- [DIRECTIVE]:
Pictures stay out; everything else in the records below is copied exactly.

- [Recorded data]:
□ □ □ □ □

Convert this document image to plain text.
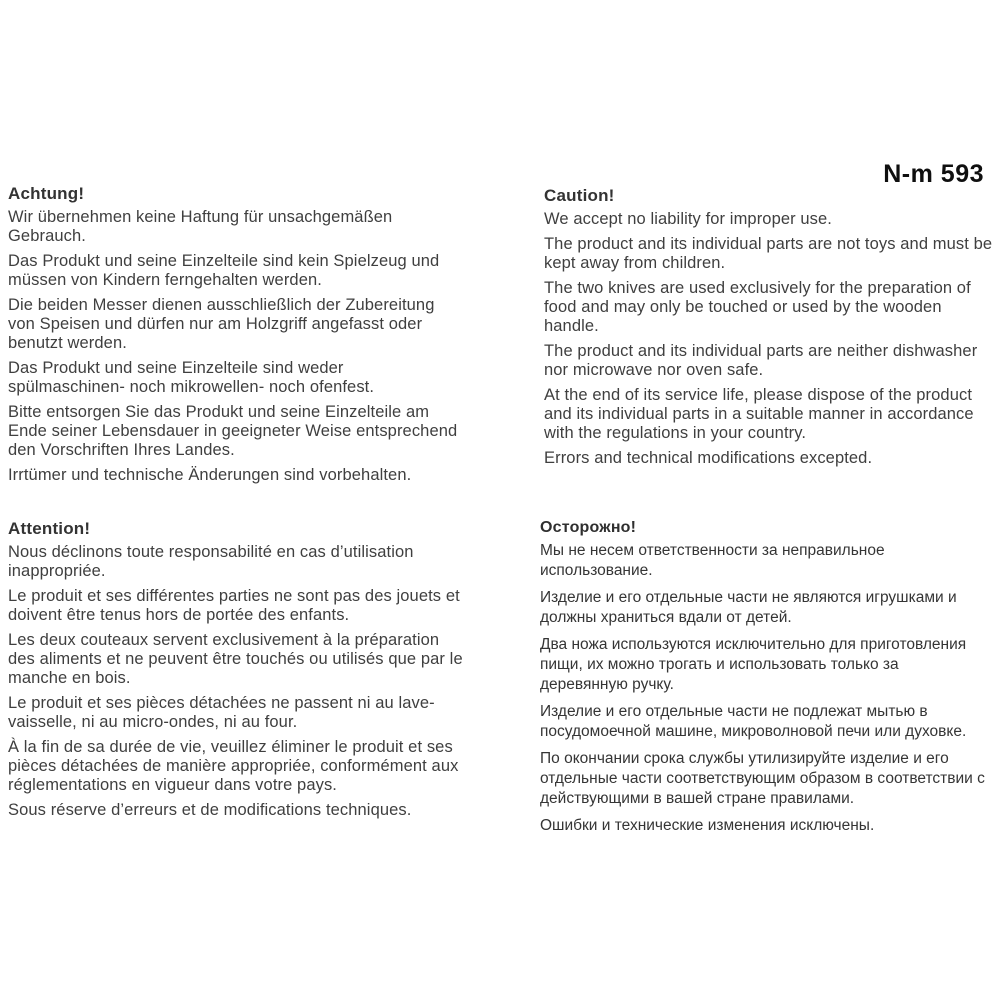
N-m 593
Achtung!

Wir übernehmen keine Haftung für unsachgemäßen Gebrauch.

Das Produkt und seine Einzelteile sind kein Spielzeug und müssen von Kindern ferngehalten werden.

Die beiden Messer dienen ausschließlich der Zubereitung von Speisen und dürfen nur am Holzgriff angefasst oder benutzt werden.

Das Produkt und seine Einzelteile sind weder spülmaschinen- noch mikrowellen- noch ofenfest.

Bitte entsorgen Sie das Produkt und seine Einzelteile am Ende seiner Lebensdauer in geeigneter Weise entsprechend den Vorschriften Ihres Landes.

Irrtümer und technische Änderungen sind vorbehalten.

Caution!

We accept no liability for improper use.

The product and its individual parts are not toys and must be kept away from children.

The two knives are used exclusively for the preparation of food and may only be touched or used by the wooden handle.

The product and its individual parts are neither dishwasher nor microwave nor oven safe.

At the end of its service life, please dispose of the product and its individual parts in a suitable manner in accordance with the regulations in your country.

Errors and technical modifications excepted.

Attention!

Nous déclinons toute responsabilité en cas d’utilisation inappropriée.

Le produit et ses différentes parties ne sont pas des jouets et doivent être tenus hors de portée des enfants.

Les deux couteaux servent exclusivement à la préparation des aliments et ne peuvent être touchés ou utilisés que par le manche en bois.

Le produit et ses pièces détachées ne passent ni au lave-vaisselle, ni au micro-ondes, ni au four.

À la fin de sa durée de vie, veuillez éliminer le produit et ses pièces détachées de manière appropriée, conformément aux réglementations en vigueur dans votre pays.

Sous réserve d’erreurs et de modifications techniques.

Осторожно!

Мы не несем ответственности за неправильное использование.

Изделие и его отдельные части не являются игрушками и должны храниться вдали от детей.

Два ножа используются исключительно для приготовления пищи, их можно трогать и использовать только за деревянную ручку.

Изделие и его отдельные части не подлежат мытью в посудомоечной машине, микроволновой печи или духовке.

По окончании срока службы утилизируйте изделие и его отдельные части соответствующим образом в соответствии с действующими в вашей стране правилами.

Ошибки и технические изменения исключены.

□ □ □ □ □

- [ANSWER FOR THIS EXERCISE]:
Convert this document image to plain text.
N-m 593
Achtung!

Wir übernehmen keine Haftung für unsachgemäßen Gebrauch.

Das Produkt und seine Einzelteile sind kein Spielzeug und müssen von Kindern ferngehalten werden.

Die beiden Messer dienen ausschließlich der Zubereitung von Speisen und dürfen nur am Holzgriff angefasst oder benutzt werden.

Das Produkt und seine Einzelteile sind weder spülmaschinen- noch mikrowellen- noch ofenfest.

Bitte entsorgen Sie das Produkt und seine Einzelteile am Ende seiner Lebensdauer in geeigneter Weise entsprechend den Vorschriften Ihres Landes.

Irrtümer und technische Änderungen sind vorbehalten.

Caution!

We accept no liability for improper use.

The product and its individual parts are not toys and must be kept away from children.

The two knives are used exclusively for the preparation of food and may only be touched or used by the wooden handle.

The product and its individual parts are neither dishwasher nor microwave nor oven safe.

At the end of its service life, please dispose of the product and its individual parts in a suitable manner in accordance with the regulations in your country.

Errors and technical modifications excepted.

Attention!

Nous déclinons toute responsabilité en cas d’utilisation inappropriée.

Le produit et ses différentes parties ne sont pas des jouets et doivent être tenus hors de portée des enfants.

Les deux couteaux servent exclusivement à la préparation des aliments et ne peuvent être touchés ou utilisés que par le manche en bois.

Le produit et ses pièces détachées ne passent ni au lave-vaisselle, ni au micro-ondes, ni au four.

À la fin de sa durée de vie, veuillez éliminer le produit et ses pièces détachées de manière appropriée, conformément aux réglementations en vigueur dans votre pays.

Sous réserve d’erreurs et de modifications techniques.

Осторожно!

Мы не несем ответственности за неправильное использование.

Изделие и его отдельные части не являются игрушками и должны храниться вдали от детей.

Два ножа используются исключительно для приготовления пищи, их можно трогать и использовать только за деревянную ручку.

Изделие и его отдельные части не подлежат мытью в посудомоечной машине, микроволновой печи или духовке.

По окончании срока службы утилизируйте изделие и его отдельные части соответствующим образом в соответствии с действующими в вашей стране правилами.

Ошибки и технические изменения исключены.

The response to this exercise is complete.